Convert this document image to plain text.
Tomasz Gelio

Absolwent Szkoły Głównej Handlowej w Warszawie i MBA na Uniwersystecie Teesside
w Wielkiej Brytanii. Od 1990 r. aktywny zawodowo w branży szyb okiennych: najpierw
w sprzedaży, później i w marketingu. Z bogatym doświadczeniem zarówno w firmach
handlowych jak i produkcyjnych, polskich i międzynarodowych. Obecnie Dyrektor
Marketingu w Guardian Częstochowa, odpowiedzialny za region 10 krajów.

■ **Written problem**
Nothing should be left out: return all of the records exactly.

■ **Solution for this exercise**
Convert this document image to plain text.
Tomasz Gelio

Absolwent Szkoły Głównej Handlowej w Warszawie i MBA na Uniwersystecie Teesside
w Wielkiej Brytanii. Od 1990 r. aktywny zawodowo w branży szyb okiennych: najpierw
w sprzedaży, później i w marketingu. Z bogatym doświadczeniem zarówno w firmach
handlowych jak i produkcyjnych, polskich i międzynarodowych. Obecnie Dyrektor
Marketingu w Guardian Częstochowa, odpowiedzialny za region 10 krajów.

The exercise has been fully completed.